- _Challenge_
Return the whole listing exactly as it stands.

- _Entries shown_

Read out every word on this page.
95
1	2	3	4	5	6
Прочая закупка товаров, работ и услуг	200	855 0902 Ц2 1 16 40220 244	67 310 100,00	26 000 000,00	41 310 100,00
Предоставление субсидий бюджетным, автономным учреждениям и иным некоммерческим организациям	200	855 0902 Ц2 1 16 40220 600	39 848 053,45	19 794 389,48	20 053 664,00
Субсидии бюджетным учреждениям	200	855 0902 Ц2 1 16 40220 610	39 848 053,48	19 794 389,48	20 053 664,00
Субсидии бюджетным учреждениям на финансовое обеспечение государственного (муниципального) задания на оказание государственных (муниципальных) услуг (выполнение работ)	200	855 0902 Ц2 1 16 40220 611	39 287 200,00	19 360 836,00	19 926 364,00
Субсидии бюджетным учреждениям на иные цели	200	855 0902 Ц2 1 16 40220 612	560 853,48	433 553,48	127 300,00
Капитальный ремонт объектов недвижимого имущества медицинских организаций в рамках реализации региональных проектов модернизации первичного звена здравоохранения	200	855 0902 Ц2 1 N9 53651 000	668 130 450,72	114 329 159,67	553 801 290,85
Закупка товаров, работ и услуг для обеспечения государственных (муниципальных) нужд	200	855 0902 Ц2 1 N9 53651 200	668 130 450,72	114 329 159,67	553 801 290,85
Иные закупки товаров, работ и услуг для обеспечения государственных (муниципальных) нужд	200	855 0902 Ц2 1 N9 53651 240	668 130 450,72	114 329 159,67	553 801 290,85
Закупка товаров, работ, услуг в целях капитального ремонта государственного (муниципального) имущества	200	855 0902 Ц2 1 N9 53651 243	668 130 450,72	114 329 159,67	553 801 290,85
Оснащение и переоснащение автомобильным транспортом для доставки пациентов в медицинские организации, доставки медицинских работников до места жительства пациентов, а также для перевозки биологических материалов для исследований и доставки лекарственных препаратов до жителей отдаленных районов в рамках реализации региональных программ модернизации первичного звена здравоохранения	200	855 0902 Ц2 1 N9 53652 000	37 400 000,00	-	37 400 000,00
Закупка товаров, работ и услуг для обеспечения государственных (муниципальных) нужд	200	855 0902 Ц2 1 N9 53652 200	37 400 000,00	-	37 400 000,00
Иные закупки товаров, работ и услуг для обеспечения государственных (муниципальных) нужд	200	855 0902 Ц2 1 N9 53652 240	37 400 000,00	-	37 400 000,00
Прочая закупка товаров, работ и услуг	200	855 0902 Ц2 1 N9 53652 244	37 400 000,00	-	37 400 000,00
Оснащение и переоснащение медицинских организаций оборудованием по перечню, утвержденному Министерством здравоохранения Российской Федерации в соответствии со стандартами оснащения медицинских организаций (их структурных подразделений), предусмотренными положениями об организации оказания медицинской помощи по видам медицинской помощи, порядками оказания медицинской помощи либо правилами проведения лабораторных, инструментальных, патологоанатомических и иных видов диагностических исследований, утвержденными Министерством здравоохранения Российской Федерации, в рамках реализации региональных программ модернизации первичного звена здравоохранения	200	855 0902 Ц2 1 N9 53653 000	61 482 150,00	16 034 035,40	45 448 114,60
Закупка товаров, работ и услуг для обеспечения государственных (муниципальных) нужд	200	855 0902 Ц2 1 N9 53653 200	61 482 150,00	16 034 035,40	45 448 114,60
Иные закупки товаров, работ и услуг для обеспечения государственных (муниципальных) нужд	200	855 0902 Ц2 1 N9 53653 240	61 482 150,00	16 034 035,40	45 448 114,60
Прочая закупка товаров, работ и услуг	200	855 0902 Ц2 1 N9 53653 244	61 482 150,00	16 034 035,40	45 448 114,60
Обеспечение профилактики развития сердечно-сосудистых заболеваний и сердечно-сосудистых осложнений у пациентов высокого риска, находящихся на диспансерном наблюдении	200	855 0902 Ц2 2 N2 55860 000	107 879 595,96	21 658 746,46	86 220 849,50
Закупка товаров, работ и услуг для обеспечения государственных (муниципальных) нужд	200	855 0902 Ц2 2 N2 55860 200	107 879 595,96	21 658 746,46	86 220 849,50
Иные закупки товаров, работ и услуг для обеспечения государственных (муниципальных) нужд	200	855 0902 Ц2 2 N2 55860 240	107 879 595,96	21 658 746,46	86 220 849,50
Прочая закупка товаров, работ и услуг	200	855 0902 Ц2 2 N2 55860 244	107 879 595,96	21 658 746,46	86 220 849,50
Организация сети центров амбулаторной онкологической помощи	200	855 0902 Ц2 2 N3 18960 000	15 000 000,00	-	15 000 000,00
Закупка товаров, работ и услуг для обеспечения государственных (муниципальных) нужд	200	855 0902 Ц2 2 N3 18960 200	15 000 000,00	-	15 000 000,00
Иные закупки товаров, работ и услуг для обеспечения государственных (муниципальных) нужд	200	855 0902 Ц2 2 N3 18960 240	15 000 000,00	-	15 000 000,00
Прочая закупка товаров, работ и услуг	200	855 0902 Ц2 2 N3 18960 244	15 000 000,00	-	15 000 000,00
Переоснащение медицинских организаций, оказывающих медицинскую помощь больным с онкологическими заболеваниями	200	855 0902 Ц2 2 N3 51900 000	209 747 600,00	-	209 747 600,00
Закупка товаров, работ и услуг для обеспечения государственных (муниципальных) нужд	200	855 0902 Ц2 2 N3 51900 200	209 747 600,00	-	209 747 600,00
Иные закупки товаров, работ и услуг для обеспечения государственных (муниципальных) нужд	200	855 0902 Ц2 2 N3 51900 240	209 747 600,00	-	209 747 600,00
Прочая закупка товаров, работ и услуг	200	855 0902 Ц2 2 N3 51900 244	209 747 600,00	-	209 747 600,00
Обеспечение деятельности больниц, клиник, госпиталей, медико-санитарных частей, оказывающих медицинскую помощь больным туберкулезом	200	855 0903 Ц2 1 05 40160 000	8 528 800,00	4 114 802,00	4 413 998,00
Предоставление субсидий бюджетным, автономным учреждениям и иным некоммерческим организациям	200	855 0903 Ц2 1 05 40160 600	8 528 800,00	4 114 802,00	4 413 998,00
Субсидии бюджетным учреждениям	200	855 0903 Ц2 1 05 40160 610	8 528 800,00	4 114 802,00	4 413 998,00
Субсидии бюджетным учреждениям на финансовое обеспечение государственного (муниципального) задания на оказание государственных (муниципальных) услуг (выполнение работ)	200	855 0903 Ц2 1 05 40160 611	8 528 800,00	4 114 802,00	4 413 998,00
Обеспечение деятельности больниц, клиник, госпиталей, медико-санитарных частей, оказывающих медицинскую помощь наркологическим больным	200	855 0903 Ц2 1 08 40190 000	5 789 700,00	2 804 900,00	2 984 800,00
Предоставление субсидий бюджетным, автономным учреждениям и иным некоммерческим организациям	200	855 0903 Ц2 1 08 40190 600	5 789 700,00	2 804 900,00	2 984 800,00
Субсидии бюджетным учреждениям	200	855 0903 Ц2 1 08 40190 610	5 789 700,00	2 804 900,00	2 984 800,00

- _Response for this exercise_
Read out every word on this page.
95
1	2	3	4	5	6
Прочая закупка товаров, работ и услуг	200	855 0902 Ц2 1 16 40220 244	67 310 100,00	26 000 000,00	41 310 100,00
Предоставление субсидий бюджетным, автономным учреждениям и иным некоммерческим организациям	200	855 0902 Ц2 1 16 40220 600	39 848 053,45	19 794 389,48	20 053 664,00
Субсидии бюджетным учреждениям	200	855 0902 Ц2 1 16 40220 610	39 848 053,48	19 794 389,48	20 053 664,00
Субсидии бюджетным учреждениям на финансовое обеспечение государственного (муниципального) задания на оказание государственных (муниципальных) услуг (выполнение работ)	200	855 0902 Ц2 1 16 40220 611	39 287 200,00	19 360 836,00	19 926 364,00
Субсидии бюджетным учреждениям на иные цели	200	855 0902 Ц2 1 16 40220 612	560 853,48	433 553,48	127 300,00
Капитальный ремонт объектов недвижимого имущества медицинских организаций в рамках реализации региональных проектов модернизации первичного звена здравоохранения	200	855 0902 Ц2 1 N9 53651 000	668 130 450,72	114 329 159,67	553 801 290,85
Закупка товаров, работ и услуг для обеспечения государственных (муниципальных) нужд	200	855 0902 Ц2 1 N9 53651 200	668 130 450,72	114 329 159,67	553 801 290,85
Иные закупки товаров, работ и услуг для обеспечения государственных (муниципальных) нужд	200	855 0902 Ц2 1 N9 53651 240	668 130 450,72	114 329 159,67	553 801 290,85
Закупка товаров, работ, услуг в целях капитального ремонта государственного (муниципального) имущества	200	855 0902 Ц2 1 N9 53651 243	668 130 450,72	114 329 159,67	553 801 290,85
Оснащение и переоснащение автомобильным транспортом для доставки пациентов в медицинские организации, доставки медицинских работников до места жительства пациентов, а также для перевозки биологических материалов для исследований и доставки лекарственных препаратов до жителей отдаленных районов в рамках реализации региональных программ модернизации первичного звена здравоохранения	200	855 0902 Ц2 1 N9 53652 000	37 400 000,00	-	37 400 000,00
Закупка товаров, работ и услуг для обеспечения государственных (муниципальных) нужд	200	855 0902 Ц2 1 N9 53652 200	37 400 000,00	-	37 400 000,00
Иные закупки товаров, работ и услуг для обеспечения государственных (муниципальных) нужд	200	855 0902 Ц2 1 N9 53652 240	37 400 000,00	-	37 400 000,00
Прочая закупка товаров, работ и услуг	200	855 0902 Ц2 1 N9 53652 244	37 400 000,00	-	37 400 000,00
Оснащение и переоснащение медицинских организаций оборудованием по перечню, утвержденному Министерством здравоохранения Российской Федерации в соответствии со стандартами оснащения медицинских организаций (их структурных подразделений), предусмотренными положениями об организации оказания медицинской помощи по видам медицинской помощи, порядками оказания медицинской помощи либо правилами проведения лабораторных, инструментальных, патологоанатомических и иных видов диагностических исследований, утвержденными Министерством здравоохранения Российской Федерации, в рамках реализации региональных программ модернизации первичного звена здравоохранения	200	855 0902 Ц2 1 N9 53653 000	61 482 150,00	16 034 035,40	45 448 114,60
Закупка товаров, работ и услуг для обеспечения государственных (муниципальных) нужд	200	855 0902 Ц2 1 N9 53653 200	61 482 150,00	16 034 035,40	45 448 114,60
Иные закупки товаров, работ и услуг для обеспечения государственных (муниципальных) нужд	200	855 0902 Ц2 1 N9 53653 240	61 482 150,00	16 034 035,40	45 448 114,60
Прочая закупка товаров, работ и услуг	200	855 0902 Ц2 1 N9 53653 244	61 482 150,00	16 034 035,40	45 448 114,60
Обеспечение профилактики развития сердечно-сосудистых заболеваний и сердечно-сосудистых осложнений у пациентов высокого риска, находящихся на диспансерном наблюдении	200	855 0902 Ц2 2 N2 55860 000	107 879 595,96	21 658 746,46	86 220 849,50
Закупка товаров, работ и услуг для обеспечения государственных (муниципальных) нужд	200	855 0902 Ц2 2 N2 55860 200	107 879 595,96	21 658 746,46	86 220 849,50
Иные закупки товаров, работ и услуг для обеспечения государственных (муниципальных) нужд	200	855 0902 Ц2 2 N2 55860 240	107 879 595,96	21 658 746,46	86 220 849,50
Прочая закупка товаров, работ и услуг	200	855 0902 Ц2 2 N2 55860 244	107 879 595,96	21 658 746,46	86 220 849,50
Организация сети центров амбулаторной онкологической помощи	200	855 0902 Ц2 2 N3 18960 000	15 000 000,00	-	15 000 000,00
Закупка товаров, работ и услуг для обеспечения государственных (муниципальных) нужд	200	855 0902 Ц2 2 N3 18960 200	15 000 000,00	-	15 000 000,00
Иные закупки товаров, работ и услуг для обеспечения государственных (муниципальных) нужд	200	855 0902 Ц2 2 N3 18960 240	15 000 000,00	-	15 000 000,00
Прочая закупка товаров, работ и услуг	200	855 0902 Ц2 2 N3 18960 244	15 000 000,00	-	15 000 000,00
Переоснащение медицинских организаций, оказывающих медицинскую помощь больным с онкологическими заболеваниями	200	855 0902 Ц2 2 N3 51900 000	209 747 600,00	-	209 747 600,00
Закупка товаров, работ и услуг для обеспечения государственных (муниципальных) нужд	200	855 0902 Ц2 2 N3 51900 200	209 747 600,00	-	209 747 600,00
Иные закупки товаров, работ и услуг для обеспечения государственных (муниципальных) нужд	200	855 0902 Ц2 2 N3 51900 240	209 747 600,00	-	209 747 600,00
Прочая закупка товаров, работ и услуг	200	855 0902 Ц2 2 N3 51900 244	209 747 600,00	-	209 747 600,00
Обеспечение деятельности больниц, клиник, госпиталей, медико-санитарных частей, оказывающих медицинскую помощь больным туберкулезом	200	855 0903 Ц2 1 05 40160 000	8 528 800,00	4 114 802,00	4 413 998,00
Предоставление субсидий бюджетным, автономным учреждениям и иным некоммерческим организациям	200	855 0903 Ц2 1 05 40160 600	8 528 800,00	4 114 802,00	4 413 998,00
Субсидии бюджетным учреждениям	200	855 0903 Ц2 1 05 40160 610	8 528 800,00	4 114 802,00	4 413 998,00
Субсидии бюджетным учреждениям на финансовое обеспечение государственного (муниципального) задания на оказание государственных (муниципальных) услуг (выполнение работ)	200	855 0903 Ц2 1 05 40160 611	8 528 800,00	4 114 802,00	4 413 998,00
Обеспечение деятельности больниц, клиник, госпиталей, медико-санитарных частей, оказывающих медицинскую помощь наркологическим больным	200	855 0903 Ц2 1 08 40190 000	5 789 700,00	2 804 900,00	2 984 800,00
Предоставление субсидий бюджетным, автономным учреждениям и иным некоммерческим организациям	200	855 0903 Ц2 1 08 40190 600	5 789 700,00	2 804 900,00	2 984 800,00
Субсидии бюджетным учреждениям	200	855 0903 Ц2 1 08 40190 610	5 789 700,00	2 804 900,00	2 984 800,00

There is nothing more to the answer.